■ **Given entries**:
————

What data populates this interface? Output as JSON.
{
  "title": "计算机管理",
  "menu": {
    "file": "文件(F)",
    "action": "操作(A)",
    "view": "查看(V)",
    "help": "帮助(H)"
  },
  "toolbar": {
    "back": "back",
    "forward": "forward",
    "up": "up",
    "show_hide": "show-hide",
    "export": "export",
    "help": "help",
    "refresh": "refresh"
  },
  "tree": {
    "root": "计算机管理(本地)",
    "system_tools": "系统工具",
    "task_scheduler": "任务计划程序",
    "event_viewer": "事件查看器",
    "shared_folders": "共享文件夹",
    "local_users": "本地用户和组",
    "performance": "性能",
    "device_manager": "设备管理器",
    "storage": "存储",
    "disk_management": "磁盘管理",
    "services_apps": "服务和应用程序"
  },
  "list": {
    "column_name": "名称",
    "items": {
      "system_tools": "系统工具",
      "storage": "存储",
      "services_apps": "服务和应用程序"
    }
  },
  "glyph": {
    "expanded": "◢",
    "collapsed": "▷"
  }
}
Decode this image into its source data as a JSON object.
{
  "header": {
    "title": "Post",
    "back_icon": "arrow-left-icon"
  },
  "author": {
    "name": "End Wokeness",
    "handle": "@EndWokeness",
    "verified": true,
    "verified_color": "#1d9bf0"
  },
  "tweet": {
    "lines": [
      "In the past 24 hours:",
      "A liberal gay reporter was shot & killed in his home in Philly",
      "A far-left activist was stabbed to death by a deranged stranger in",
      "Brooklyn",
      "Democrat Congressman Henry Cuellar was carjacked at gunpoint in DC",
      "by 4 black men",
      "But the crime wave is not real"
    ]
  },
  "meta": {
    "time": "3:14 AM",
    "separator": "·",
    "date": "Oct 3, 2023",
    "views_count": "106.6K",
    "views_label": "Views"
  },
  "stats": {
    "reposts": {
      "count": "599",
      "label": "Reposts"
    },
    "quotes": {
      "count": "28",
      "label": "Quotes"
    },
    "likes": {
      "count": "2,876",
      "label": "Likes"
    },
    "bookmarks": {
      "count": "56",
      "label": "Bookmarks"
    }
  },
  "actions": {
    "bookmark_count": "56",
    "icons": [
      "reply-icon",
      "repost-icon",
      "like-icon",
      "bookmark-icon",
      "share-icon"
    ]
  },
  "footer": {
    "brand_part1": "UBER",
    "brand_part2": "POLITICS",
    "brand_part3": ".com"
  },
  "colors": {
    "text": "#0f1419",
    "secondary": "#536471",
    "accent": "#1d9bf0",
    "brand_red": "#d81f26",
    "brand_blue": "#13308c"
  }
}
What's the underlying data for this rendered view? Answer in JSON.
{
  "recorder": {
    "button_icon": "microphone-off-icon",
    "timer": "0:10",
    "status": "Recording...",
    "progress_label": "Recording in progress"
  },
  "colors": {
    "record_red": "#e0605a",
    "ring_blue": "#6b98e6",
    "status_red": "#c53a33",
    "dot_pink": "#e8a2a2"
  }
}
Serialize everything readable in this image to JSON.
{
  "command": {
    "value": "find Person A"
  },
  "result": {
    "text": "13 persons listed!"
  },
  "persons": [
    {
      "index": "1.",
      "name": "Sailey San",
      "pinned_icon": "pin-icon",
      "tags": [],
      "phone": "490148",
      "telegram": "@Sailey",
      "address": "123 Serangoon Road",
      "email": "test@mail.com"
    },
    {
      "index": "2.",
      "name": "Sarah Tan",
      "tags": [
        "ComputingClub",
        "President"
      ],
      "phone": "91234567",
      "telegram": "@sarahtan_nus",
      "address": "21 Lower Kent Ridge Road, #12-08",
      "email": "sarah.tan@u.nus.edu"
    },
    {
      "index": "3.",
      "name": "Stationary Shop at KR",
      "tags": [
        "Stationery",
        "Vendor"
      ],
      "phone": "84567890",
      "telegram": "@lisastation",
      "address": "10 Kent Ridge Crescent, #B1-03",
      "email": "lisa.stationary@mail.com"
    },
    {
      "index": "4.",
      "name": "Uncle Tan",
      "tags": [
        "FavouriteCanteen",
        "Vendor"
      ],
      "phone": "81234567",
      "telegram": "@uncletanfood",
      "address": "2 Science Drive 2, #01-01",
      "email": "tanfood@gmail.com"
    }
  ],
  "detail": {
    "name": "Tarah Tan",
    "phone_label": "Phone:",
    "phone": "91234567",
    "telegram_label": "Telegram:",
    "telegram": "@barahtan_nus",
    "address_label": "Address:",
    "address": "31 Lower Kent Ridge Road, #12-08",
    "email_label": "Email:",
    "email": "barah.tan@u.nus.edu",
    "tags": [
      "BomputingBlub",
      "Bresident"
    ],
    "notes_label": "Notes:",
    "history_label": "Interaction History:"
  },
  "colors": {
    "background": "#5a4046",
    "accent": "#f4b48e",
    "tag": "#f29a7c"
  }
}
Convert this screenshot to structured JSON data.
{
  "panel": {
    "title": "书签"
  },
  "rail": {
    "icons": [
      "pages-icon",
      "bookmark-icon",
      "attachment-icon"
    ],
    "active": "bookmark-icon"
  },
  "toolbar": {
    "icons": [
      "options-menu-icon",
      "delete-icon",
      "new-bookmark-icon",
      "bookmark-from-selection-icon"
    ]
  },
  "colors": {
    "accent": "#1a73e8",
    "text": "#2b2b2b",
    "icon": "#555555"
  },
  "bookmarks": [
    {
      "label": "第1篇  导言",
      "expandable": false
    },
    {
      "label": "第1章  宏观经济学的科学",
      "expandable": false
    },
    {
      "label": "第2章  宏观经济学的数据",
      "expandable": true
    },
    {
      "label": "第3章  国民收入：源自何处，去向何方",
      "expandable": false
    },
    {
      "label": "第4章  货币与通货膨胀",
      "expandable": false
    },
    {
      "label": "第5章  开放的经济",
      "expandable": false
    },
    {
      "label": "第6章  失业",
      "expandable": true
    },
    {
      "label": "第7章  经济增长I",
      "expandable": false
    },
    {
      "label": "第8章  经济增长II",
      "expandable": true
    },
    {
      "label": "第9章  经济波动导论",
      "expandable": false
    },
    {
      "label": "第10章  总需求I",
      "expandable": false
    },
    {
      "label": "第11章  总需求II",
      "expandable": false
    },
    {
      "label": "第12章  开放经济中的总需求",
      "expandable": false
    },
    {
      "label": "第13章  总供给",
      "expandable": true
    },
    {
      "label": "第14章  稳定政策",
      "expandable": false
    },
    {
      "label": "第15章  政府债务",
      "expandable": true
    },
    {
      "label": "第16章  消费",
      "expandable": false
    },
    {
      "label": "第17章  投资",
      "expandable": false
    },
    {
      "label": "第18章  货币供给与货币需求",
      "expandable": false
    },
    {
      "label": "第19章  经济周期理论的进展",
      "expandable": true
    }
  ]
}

————

■ **Exercise requirements**:
Each line in the material above must be retyped without alteration.

■ **Output for this task**:
What data populates this interface? Output as JSON.
{
  "title": "计算机管理",
  "menu": {
    "file": "文件(F)",
    "action": "操作(A)",
    "view": "查看(V)",
    "help": "帮助(H)"
  },
  "toolbar": {
    "back": "back",
    "forward": "forward",
    "up": "up",
    "show_hide": "show-hide",
    "export": "export",
    "help": "help",
    "refresh": "refresh"
  },
  "tree": {
    "root": "计算机管理(本地)",
    "system_tools": "系统工具",
    "task_scheduler": "任务计划程序",
    "event_viewer": "事件查看器",
    "shared_folders": "共享文件夹",
    "local_users": "本地用户和组",
    "performance": "性能",
    "device_manager": "设备管理器",
    "storage": "存储",
    "disk_management": "磁盘管理",
    "services_apps": "服务和应用程序"
  },
  "list": {
    "column_name": "名称",
    "items": {
      "system_tools": "系统工具",
      "storage": "存储",
      "services_apps": "服务和应用程序"
    }
  },
  "glyph": {
    "expanded": "◢",
    "collapsed": "▷"
  }
}
Decode this image into its source data as a JSON object.
{
  "header": {
    "title": "Post",
    "back_icon": "arrow-left-icon"
  },
  "author": {
    "name": "End Wokeness",
    "handle": "@EndWokeness",
    "verified": true,
    "verified_color": "#1d9bf0"
  },
  "tweet": {
    "lines": [
      "In the past 24 hours:",
      "A liberal gay reporter was shot & killed in his home in Philly",
      "A far-left activist was stabbed to death by a deranged stranger in",
      "Brooklyn",
      "Democrat Congressman Henry Cuellar was carjacked at gunpoint in DC",
      "by 4 black men",
      "But the crime wave is not real"
    ]
  },
  "meta": {
    "time": "3:14 AM",
    "separator": "·",
    "date": "Oct 3, 2023",
    "views_count": "106.6K",
    "views_label": "Views"
  },
  "stats": {
    "reposts": {
      "count": "599",
      "label": "Reposts"
    },
    "quotes": {
      "count": "28",
      "label": "Quotes"
    },
    "likes": {
      "count": "2,876",
      "label": "Likes"
    },
    "bookmarks": {
      "count": "56",
      "label": "Bookmarks"
    }
  },
  "actions": {
    "bookmark_count": "56",
    "icons": [
      "reply-icon",
      "repost-icon",
      "like-icon",
      "bookmark-icon",
      "share-icon"
    ]
  },
  "footer": {
    "brand_part1": "UBER",
    "brand_part2": "POLITICS",
    "brand_part3": ".com"
  },
  "colors": {
    "text": "#0f1419",
    "secondary": "#536471",
    "accent": "#1d9bf0",
    "brand_red": "#d81f26",
    "brand_blue": "#13308c"
  }
}
What's the underlying data for this rendered view? Answer in JSON.
{
  "recorder": {
    "button_icon": "microphone-off-icon",
    "timer": "0:10",
    "status": "Recording...",
    "progress_label": "Recording in progress"
  },
  "colors": {
    "record_red": "#e0605a",
    "ring_blue": "#6b98e6",
    "status_red": "#c53a33",
    "dot_pink": "#e8a2a2"
  }
}
Serialize everything readable in this image to JSON.
{
  "command": {
    "value": "find Person A"
  },
  "result": {
    "text": "13 persons listed!"
  },
  "persons": [
    {
      "index": "1.",
      "name": "Sailey San",
      "pinned_icon": "pin-icon",
      "tags": [],
      "phone": "490148",
      "telegram": "@Sailey",
      "address": "123 Serangoon Road",
      "email": "test@mail.com"
    },
    {
      "index": "2.",
      "name": "Sarah Tan",
      "tags": [
        "ComputingClub",
        "President"
      ],
      "phone": "91234567",
      "telegram": "@sarahtan_nus",
      "address": "21 Lower Kent Ridge Road, #12-08",
      "email": "sarah.tan@u.nus.edu"
    },
    {
      "index": "3.",
      "name": "Stationary Shop at KR",
      "tags": [
        "Stationery",
        "Vendor"
      ],
      "phone": "84567890",
      "telegram": "@lisastation",
      "address": "10 Kent Ridge Crescent, #B1-03",
      "email": "lisa.stationary@mail.com"
    },
    {
      "index": "4.",
      "name": "Uncle Tan",
      "tags": [
        "FavouriteCanteen",
        "Vendor"
      ],
      "phone": "81234567",
      "telegram": "@uncletanfood",
      "address": "2 Science Drive 2, #01-01",
      "email": "tanfood@gmail.com"
    }
  ],
  "detail": {
    "name": "Tarah Tan",
    "phone_label": "Phone:",
    "phone": "91234567",
    "telegram_label": "Telegram:",
    "telegram": "@barahtan_nus",
    "address_label": "Address:",
    "address": "31 Lower Kent Ridge Road, #12-08",
    "email_label": "Email:",
    "email": "barah.tan@u.nus.edu",
    "tags": [
      "BomputingBlub",
      "Bresident"
    ],
    "notes_label": "Notes:",
    "history_label": "Interaction History:"
  },
  "colors": {
    "background": "#5a4046",
    "accent": "#f4b48e",
    "tag": "#f29a7c"
  }
}
Convert this screenshot to structured JSON data.
{
  "panel": {
    "title": "书签"
  },
  "rail": {
    "icons": [
      "pages-icon",
      "bookmark-icon",
      "attachment-icon"
    ],
    "active": "bookmark-icon"
  },
  "toolbar": {
    "icons": [
      "options-menu-icon",
      "delete-icon",
      "new-bookmark-icon",
      "bookmark-from-selection-icon"
    ]
  },
  "colors": {
    "accent": "#1a73e8",
    "text": "#2b2b2b",
    "icon": "#555555"
  },
  "bookmarks": [
    {
      "label": "第1篇  导言",
      "expandable": false
    },
    {
      "label": "第1章  宏观经济学的科学",
      "expandable": false
    },
    {
      "label": "第2章  宏观经济学的数据",
      "expandable": true
    },
    {
      "label": "第3章  国民收入：源自何处，去向何方",
      "expandable": false
    },
    {
      "label": "第4章  货币与通货膨胀",
      "expandable": false
    },
    {
      "label": "第5章  开放的经济",
      "expandable": false
    },
    {
      "label": "第6章  失业",
      "expandable": true
    },
    {
      "label": "第7章  经济增长I",
      "expandable": false
    },
    {
      "label": "第8章  经济增长II",
      "expandable": true
    },
    {
      "label": "第9章  经济波动导论",
      "expandable": false
    },
    {
      "label": "第10章  总需求I",
      "expandable": false
    },
    {
      "label": "第11章  总需求II",
      "expandable": false
    },
    {
      "label": "第12章  开放经济中的总需求",
      "expandable": false
    },
    {
      "label": "第13章  总供给",
      "expandable": true
    },
    {
      "label": "第14章  稳定政策",
      "expandable": false
    },
    {
      "label": "第15章  政府债务",
      "expandable": true
    },
    {
      "label": "第16章  消费",
      "expandable": false
    },
    {
      "label": "第17章  投资",
      "expandable": false
    },
    {
      "label": "第18章  货币供给与货币需求",
      "expandable": false
    },
    {
      "label": "第19章  经济周期理论的进展",
      "expandable": true
    }
  ]
}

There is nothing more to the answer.